REQUIRED TASK: What follows is a set of entries. Repeat them exactly, but not their pictures.

Begin EXTRACTED ENTRIES

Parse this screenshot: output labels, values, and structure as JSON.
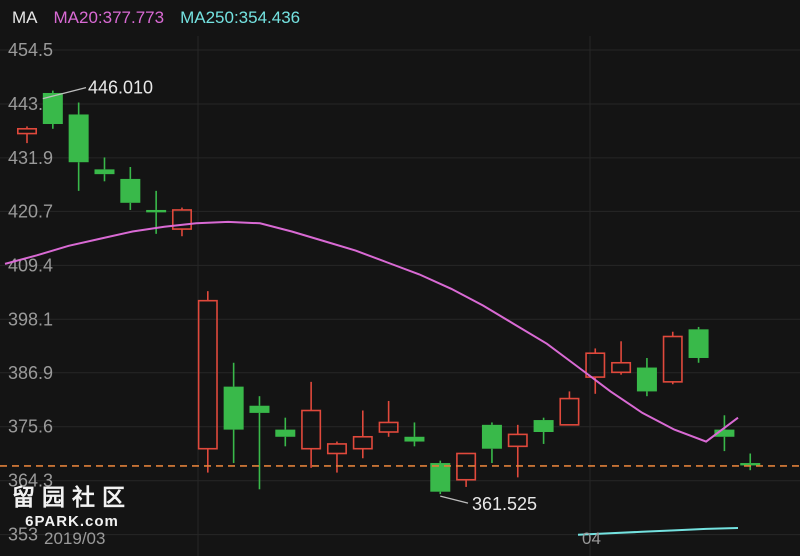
{
  "legend": {
    "indicator": "MA",
    "ma20": "MA20:377.773",
    "ma250": "MA250:354.436"
  },
  "watermark": {
    "cn": "留园社区",
    "en": "6PARK.com"
  },
  "colors": {
    "background": "#141414",
    "grid": "#262626",
    "up": "#e0493c",
    "down": "#39b94a",
    "ma20": "#d96ad4",
    "ma250": "#74e2e0",
    "current_price_line": "#e0803a",
    "axis_text": "#9a9a9a"
  },
  "chart_data": {
    "type": "candlestick",
    "y_ticks": [
      "454.5",
      "443.2",
      "431.9",
      "420.7",
      "409.4",
      "398.1",
      "386.9",
      "375.6",
      "364.3",
      "353"
    ],
    "y_range": [
      350,
      457
    ],
    "x_labels": [
      "2019/03",
      "04"
    ],
    "high_annotation": "446.010",
    "low_annotation": "361.525",
    "current_price_approx": 367.4,
    "candles": [
      {
        "o": 437.0,
        "h": 438.5,
        "l": 435.0,
        "c": 438.0
      },
      {
        "o": 445.5,
        "h": 446.0,
        "l": 438.0,
        "c": 439.0
      },
      {
        "o": 441.0,
        "h": 443.5,
        "l": 425.0,
        "c": 431.0
      },
      {
        "o": 429.5,
        "h": 432.0,
        "l": 427.0,
        "c": 428.5
      },
      {
        "o": 427.5,
        "h": 430.0,
        "l": 421.0,
        "c": 422.5
      },
      {
        "o": 421.0,
        "h": 425.0,
        "l": 416.0,
        "c": 420.5
      },
      {
        "o": 417.0,
        "h": 421.5,
        "l": 415.5,
        "c": 421.0
      },
      {
        "o": 371.0,
        "h": 404.0,
        "l": 366.0,
        "c": 402.0
      },
      {
        "o": 384.0,
        "h": 389.0,
        "l": 368.0,
        "c": 375.0
      },
      {
        "o": 380.0,
        "h": 382.0,
        "l": 362.5,
        "c": 378.5
      },
      {
        "o": 375.0,
        "h": 377.5,
        "l": 371.5,
        "c": 373.5
      },
      {
        "o": 371.0,
        "h": 385.0,
        "l": 367.0,
        "c": 379.0
      },
      {
        "o": 370.0,
        "h": 372.5,
        "l": 366.0,
        "c": 372.0
      },
      {
        "o": 371.0,
        "h": 379.0,
        "l": 369.0,
        "c": 373.5
      },
      {
        "o": 374.5,
        "h": 381.0,
        "l": 373.5,
        "c": 376.5
      },
      {
        "o": 373.5,
        "h": 376.5,
        "l": 371.5,
        "c": 372.5
      },
      {
        "o": 368.0,
        "h": 368.5,
        "l": 361.5,
        "c": 362.0
      },
      {
        "o": 364.5,
        "h": 370.0,
        "l": 363.0,
        "c": 370.0
      },
      {
        "o": 376.0,
        "h": 376.5,
        "l": 368.0,
        "c": 371.0
      },
      {
        "o": 371.5,
        "h": 376.0,
        "l": 365.0,
        "c": 374.0
      },
      {
        "o": 377.0,
        "h": 377.5,
        "l": 372.0,
        "c": 374.5
      },
      {
        "o": 376.0,
        "h": 383.0,
        "l": 376.0,
        "c": 381.5
      },
      {
        "o": 386.0,
        "h": 392.0,
        "l": 382.5,
        "c": 391.0
      },
      {
        "o": 387.0,
        "h": 393.5,
        "l": 386.5,
        "c": 389.0
      },
      {
        "o": 388.0,
        "h": 390.0,
        "l": 382.0,
        "c": 383.0
      },
      {
        "o": 385.0,
        "h": 395.5,
        "l": 384.5,
        "c": 394.5
      },
      {
        "o": 396.0,
        "h": 396.5,
        "l": 389.0,
        "c": 390.0
      },
      {
        "o": 375.0,
        "h": 378.0,
        "l": 370.5,
        "c": 373.5
      },
      {
        "o": 368.0,
        "h": 370.0,
        "l": 366.5,
        "c": 367.5
      }
    ],
    "ma20": [
      409.7,
      411.5,
      413.5,
      415.0,
      416.5,
      417.5,
      418.2,
      418.5,
      418.2,
      416.5,
      414.5,
      412.5,
      410.0,
      407.5,
      404.5,
      401.0,
      397.0,
      393.0,
      388.0,
      383.0,
      378.5,
      375.0,
      372.5,
      377.5
    ],
    "ma250": [
      353.0,
      353.3,
      353.6,
      353.9,
      354.2,
      354.4
    ]
  }
}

End EXTRACTED ENTRIES

PROBLEM SOLUTION:
Parse this screenshot: output labels, values, and structure as JSON.
{
  "legend": {
    "indicator": "MA",
    "ma20": "MA20:377.773",
    "ma250": "MA250:354.436"
  },
  "watermark": {
    "cn": "留园社区",
    "en": "6PARK.com"
  },
  "colors": {
    "background": "#141414",
    "grid": "#262626",
    "up": "#e0493c",
    "down": "#39b94a",
    "ma20": "#d96ad4",
    "ma250": "#74e2e0",
    "current_price_line": "#e0803a",
    "axis_text": "#9a9a9a"
  },
  "chart_data": {
    "type": "candlestick",
    "y_ticks": [
      "454.5",
      "443.2",
      "431.9",
      "420.7",
      "409.4",
      "398.1",
      "386.9",
      "375.6",
      "364.3",
      "353"
    ],
    "y_range": [
      350,
      457
    ],
    "x_labels": [
      "2019/03",
      "04"
    ],
    "high_annotation": "446.010",
    "low_annotation": "361.525",
    "current_price_approx": 367.4,
    "candles": [
      {
        "o": 437.0,
        "h": 438.5,
        "l": 435.0,
        "c": 438.0
      },
      {
        "o": 445.5,
        "h": 446.0,
        "l": 438.0,
        "c": 439.0
      },
      {
        "o": 441.0,
        "h": 443.5,
        "l": 425.0,
        "c": 431.0
      },
      {
        "o": 429.5,
        "h": 432.0,
        "l": 427.0,
        "c": 428.5
      },
      {
        "o": 427.5,
        "h": 430.0,
        "l": 421.0,
        "c": 422.5
      },
      {
        "o": 421.0,
        "h": 425.0,
        "l": 416.0,
        "c": 420.5
      },
      {
        "o": 417.0,
        "h": 421.5,
        "l": 415.5,
        "c": 421.0
      },
      {
        "o": 371.0,
        "h": 404.0,
        "l": 366.0,
        "c": 402.0
      },
      {
        "o": 384.0,
        "h": 389.0,
        "l": 368.0,
        "c": 375.0
      },
      {
        "o": 380.0,
        "h": 382.0,
        "l": 362.5,
        "c": 378.5
      },
      {
        "o": 375.0,
        "h": 377.5,
        "l": 371.5,
        "c": 373.5
      },
      {
        "o": 371.0,
        "h": 385.0,
        "l": 367.0,
        "c": 379.0
      },
      {
        "o": 370.0,
        "h": 372.5,
        "l": 366.0,
        "c": 372.0
      },
      {
        "o": 371.0,
        "h": 379.0,
        "l": 369.0,
        "c": 373.5
      },
      {
        "o": 374.5,
        "h": 381.0,
        "l": 373.5,
        "c": 376.5
      },
      {
        "o": 373.5,
        "h": 376.5,
        "l": 371.5,
        "c": 372.5
      },
      {
        "o": 368.0,
        "h": 368.5,
        "l": 361.5,
        "c": 362.0
      },
      {
        "o": 364.5,
        "h": 370.0,
        "l": 363.0,
        "c": 370.0
      },
      {
        "o": 376.0,
        "h": 376.5,
        "l": 368.0,
        "c": 371.0
      },
      {
        "o": 371.5,
        "h": 376.0,
        "l": 365.0,
        "c": 374.0
      },
      {
        "o": 377.0,
        "h": 377.5,
        "l": 372.0,
        "c": 374.5
      },
      {
        "o": 376.0,
        "h": 383.0,
        "l": 376.0,
        "c": 381.5
      },
      {
        "o": 386.0,
        "h": 392.0,
        "l": 382.5,
        "c": 391.0
      },
      {
        "o": 387.0,
        "h": 393.5,
        "l": 386.5,
        "c": 389.0
      },
      {
        "o": 388.0,
        "h": 390.0,
        "l": 382.0,
        "c": 383.0
      },
      {
        "o": 385.0,
        "h": 395.5,
        "l": 384.5,
        "c": 394.5
      },
      {
        "o": 396.0,
        "h": 396.5,
        "l": 389.0,
        "c": 390.0
      },
      {
        "o": 375.0,
        "h": 378.0,
        "l": 370.5,
        "c": 373.5
      },
      {
        "o": 368.0,
        "h": 370.0,
        "l": 366.5,
        "c": 367.5
      }
    ],
    "ma20": [
      409.7,
      411.5,
      413.5,
      415.0,
      416.5,
      417.5,
      418.2,
      418.5,
      418.2,
      416.5,
      414.5,
      412.5,
      410.0,
      407.5,
      404.5,
      401.0,
      397.0,
      393.0,
      388.0,
      383.0,
      378.5,
      375.0,
      372.5,
      377.5
    ],
    "ma250": [
      353.0,
      353.3,
      353.6,
      353.9,
      354.2,
      354.4
    ]
  }
}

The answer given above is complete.